## Task directions:
Take each line containing the word "northern" and copy it.

## Supplied data:
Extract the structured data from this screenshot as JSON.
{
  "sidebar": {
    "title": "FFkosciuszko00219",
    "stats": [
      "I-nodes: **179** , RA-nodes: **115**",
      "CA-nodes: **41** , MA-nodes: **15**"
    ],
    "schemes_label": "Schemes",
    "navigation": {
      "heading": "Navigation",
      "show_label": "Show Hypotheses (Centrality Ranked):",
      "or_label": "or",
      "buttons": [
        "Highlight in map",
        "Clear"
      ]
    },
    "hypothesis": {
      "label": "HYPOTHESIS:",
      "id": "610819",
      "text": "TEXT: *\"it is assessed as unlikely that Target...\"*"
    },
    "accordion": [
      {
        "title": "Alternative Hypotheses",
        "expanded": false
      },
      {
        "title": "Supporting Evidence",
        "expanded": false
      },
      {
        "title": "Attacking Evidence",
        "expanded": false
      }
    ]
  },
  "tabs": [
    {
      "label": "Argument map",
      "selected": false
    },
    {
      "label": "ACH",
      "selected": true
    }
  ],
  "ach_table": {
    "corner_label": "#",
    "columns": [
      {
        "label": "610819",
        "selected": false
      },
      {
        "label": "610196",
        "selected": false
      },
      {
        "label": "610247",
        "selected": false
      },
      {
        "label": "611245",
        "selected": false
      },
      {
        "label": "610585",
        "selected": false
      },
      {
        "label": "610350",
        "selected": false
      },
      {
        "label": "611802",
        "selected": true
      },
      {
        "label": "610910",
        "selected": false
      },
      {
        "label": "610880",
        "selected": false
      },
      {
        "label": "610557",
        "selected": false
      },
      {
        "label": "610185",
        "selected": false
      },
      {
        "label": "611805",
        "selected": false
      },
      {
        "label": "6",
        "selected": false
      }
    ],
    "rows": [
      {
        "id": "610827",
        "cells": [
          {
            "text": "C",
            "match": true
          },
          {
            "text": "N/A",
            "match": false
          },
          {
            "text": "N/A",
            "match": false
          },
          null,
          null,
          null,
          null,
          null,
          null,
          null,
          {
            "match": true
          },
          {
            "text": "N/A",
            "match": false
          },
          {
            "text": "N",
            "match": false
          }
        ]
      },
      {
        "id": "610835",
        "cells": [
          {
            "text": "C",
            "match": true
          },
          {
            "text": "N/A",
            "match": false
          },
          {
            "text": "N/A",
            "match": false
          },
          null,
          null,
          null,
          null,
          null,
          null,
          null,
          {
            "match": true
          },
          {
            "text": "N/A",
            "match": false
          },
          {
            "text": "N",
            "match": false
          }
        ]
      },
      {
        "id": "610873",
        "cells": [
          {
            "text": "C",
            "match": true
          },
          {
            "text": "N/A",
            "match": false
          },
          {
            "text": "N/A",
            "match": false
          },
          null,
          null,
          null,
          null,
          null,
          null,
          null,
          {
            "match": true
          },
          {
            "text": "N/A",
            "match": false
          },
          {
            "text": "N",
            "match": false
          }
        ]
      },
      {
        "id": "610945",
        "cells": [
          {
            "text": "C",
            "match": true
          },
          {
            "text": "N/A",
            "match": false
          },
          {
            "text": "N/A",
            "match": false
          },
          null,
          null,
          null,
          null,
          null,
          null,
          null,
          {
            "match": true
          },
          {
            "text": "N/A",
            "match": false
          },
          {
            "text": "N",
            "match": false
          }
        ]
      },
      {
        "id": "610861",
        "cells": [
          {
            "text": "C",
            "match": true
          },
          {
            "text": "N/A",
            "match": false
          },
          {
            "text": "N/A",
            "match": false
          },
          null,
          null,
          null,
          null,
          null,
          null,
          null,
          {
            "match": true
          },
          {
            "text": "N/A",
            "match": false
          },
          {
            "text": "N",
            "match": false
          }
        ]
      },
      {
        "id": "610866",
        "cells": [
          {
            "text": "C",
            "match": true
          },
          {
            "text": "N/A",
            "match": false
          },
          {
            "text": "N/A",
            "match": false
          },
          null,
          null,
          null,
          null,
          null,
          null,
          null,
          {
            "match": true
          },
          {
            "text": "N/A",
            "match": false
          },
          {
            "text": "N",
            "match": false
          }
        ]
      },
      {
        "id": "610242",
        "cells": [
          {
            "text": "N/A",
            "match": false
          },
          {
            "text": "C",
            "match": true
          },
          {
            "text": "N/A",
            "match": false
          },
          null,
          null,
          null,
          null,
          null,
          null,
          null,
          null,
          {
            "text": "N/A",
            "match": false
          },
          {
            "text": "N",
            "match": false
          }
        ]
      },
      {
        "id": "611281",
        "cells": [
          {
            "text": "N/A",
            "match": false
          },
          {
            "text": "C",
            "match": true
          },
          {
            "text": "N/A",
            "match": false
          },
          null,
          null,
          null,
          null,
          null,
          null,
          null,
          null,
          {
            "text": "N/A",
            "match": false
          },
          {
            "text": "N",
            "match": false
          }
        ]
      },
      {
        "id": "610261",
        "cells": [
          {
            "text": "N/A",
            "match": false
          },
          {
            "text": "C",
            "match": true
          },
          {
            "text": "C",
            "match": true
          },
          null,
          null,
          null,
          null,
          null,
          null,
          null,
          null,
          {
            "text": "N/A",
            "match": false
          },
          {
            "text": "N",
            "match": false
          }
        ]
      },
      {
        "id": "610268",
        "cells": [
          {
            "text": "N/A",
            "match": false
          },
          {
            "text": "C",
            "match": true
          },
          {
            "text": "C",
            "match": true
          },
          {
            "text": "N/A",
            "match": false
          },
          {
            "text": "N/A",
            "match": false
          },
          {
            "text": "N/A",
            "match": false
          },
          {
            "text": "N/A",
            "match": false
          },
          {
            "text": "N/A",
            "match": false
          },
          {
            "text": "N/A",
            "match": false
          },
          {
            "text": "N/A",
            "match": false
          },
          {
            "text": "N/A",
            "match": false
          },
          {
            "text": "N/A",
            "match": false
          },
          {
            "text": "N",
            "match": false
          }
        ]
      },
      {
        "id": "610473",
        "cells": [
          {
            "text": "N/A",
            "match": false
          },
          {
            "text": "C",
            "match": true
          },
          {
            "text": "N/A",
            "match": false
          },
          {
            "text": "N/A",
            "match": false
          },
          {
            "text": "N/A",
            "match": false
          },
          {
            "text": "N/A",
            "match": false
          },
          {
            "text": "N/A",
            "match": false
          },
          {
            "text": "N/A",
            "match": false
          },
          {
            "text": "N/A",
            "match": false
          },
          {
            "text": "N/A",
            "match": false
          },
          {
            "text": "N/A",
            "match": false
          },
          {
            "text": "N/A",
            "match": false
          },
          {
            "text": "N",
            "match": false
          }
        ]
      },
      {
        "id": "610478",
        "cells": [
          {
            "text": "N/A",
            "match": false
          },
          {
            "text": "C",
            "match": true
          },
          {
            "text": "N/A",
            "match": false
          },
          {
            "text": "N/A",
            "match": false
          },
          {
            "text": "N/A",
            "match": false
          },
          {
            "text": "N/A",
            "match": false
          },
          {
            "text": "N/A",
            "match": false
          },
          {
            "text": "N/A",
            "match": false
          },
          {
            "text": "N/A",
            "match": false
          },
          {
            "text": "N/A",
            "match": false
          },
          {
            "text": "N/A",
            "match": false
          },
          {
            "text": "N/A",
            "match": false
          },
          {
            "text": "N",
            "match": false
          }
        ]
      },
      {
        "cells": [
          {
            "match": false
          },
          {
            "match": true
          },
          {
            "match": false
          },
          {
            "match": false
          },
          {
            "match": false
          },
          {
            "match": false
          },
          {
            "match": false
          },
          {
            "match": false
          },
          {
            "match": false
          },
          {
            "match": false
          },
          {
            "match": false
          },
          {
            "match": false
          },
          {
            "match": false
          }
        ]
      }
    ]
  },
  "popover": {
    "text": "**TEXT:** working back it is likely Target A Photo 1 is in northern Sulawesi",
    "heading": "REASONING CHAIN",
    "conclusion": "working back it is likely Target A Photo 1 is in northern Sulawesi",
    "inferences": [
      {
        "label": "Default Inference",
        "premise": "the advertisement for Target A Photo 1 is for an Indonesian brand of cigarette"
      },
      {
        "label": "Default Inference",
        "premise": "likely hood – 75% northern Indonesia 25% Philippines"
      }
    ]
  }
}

## Result of the exercise:
    "text": "**TEXT:** working back it is likely Target A Photo 1 is in northern Sulawesi",
    "conclusion": "working back it is likely Target A Photo 1 is in northern Sulawesi",
        "premise": "likely hood – 75% northern Indonesia 25% Philippines"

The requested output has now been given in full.